→ **Exercise directions**:
Search the listing for "adanya" and copy every line where it appears.

### Task data

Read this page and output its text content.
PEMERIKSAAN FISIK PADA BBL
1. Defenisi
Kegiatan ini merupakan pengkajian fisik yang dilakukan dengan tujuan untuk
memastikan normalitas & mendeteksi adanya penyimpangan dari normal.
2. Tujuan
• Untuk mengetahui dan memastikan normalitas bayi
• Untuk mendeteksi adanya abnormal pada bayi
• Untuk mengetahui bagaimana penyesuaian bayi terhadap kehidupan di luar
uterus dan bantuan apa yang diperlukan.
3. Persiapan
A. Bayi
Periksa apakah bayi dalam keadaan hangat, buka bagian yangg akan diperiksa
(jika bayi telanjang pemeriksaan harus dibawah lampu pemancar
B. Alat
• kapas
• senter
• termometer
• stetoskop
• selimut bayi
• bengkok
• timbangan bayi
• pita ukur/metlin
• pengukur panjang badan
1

######

→ **The solution**:
memastikan normalitas & mendeteksi adanya penyimpangan dari normal.
• Untuk mendeteksi adanya abnormal pada bayi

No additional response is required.